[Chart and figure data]
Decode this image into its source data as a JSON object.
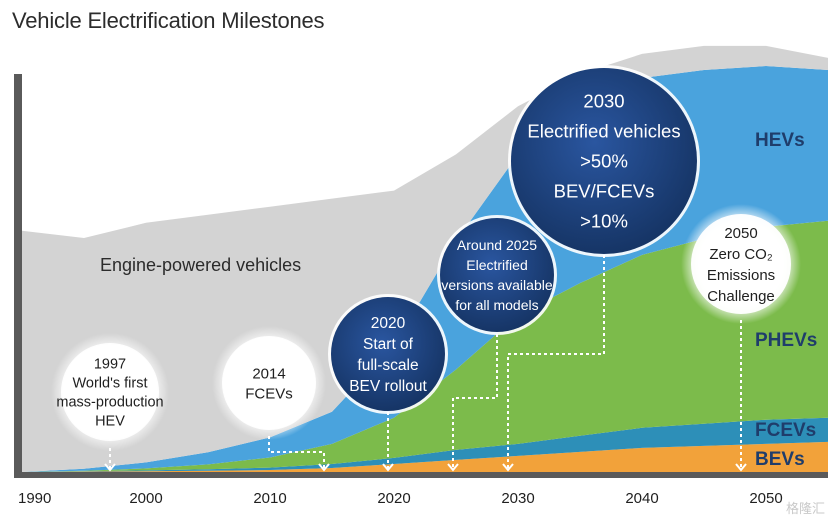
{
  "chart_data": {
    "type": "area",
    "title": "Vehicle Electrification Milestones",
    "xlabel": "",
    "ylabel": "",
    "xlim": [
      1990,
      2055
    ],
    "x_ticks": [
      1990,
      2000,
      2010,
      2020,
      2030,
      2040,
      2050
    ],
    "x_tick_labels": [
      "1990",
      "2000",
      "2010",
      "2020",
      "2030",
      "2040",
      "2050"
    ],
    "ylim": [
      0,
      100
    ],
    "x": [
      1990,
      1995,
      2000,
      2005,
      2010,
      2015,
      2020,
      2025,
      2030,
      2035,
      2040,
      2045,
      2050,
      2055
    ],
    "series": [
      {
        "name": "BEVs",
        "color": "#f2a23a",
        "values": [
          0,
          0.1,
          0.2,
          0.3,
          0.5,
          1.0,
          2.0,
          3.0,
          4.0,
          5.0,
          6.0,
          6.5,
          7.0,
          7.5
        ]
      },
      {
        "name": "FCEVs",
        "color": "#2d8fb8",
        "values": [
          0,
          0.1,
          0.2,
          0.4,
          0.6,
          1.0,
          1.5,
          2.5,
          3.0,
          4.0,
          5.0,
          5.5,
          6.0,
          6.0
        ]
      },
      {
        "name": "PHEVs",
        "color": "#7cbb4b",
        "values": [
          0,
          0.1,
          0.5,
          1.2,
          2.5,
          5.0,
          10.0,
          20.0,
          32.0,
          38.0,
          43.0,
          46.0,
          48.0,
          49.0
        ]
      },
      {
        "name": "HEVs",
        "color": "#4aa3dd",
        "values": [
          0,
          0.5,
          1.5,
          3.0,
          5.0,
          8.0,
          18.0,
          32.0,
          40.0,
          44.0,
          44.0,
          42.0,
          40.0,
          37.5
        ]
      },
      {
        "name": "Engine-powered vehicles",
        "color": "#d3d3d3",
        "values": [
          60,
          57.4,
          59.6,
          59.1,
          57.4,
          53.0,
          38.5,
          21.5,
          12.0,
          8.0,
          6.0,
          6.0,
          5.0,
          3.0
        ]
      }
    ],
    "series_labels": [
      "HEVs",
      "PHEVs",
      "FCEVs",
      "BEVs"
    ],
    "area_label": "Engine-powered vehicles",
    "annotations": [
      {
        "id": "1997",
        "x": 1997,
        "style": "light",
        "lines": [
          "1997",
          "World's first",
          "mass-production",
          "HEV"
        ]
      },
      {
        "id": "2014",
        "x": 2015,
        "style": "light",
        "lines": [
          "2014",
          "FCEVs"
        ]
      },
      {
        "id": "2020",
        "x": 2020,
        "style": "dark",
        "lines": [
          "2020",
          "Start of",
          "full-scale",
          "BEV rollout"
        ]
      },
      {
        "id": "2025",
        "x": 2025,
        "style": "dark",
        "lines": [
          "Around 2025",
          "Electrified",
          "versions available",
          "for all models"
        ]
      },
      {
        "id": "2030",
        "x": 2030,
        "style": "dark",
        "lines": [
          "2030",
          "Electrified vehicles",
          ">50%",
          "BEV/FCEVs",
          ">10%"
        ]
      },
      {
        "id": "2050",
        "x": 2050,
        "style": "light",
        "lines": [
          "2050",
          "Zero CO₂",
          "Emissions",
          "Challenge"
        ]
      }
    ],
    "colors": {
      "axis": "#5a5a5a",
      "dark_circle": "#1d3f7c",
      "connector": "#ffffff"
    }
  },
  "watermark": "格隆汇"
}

**Description of the task:**
Count the lines in the records above that contain the word "vehicles", and give only that number.

**Completed task:**
3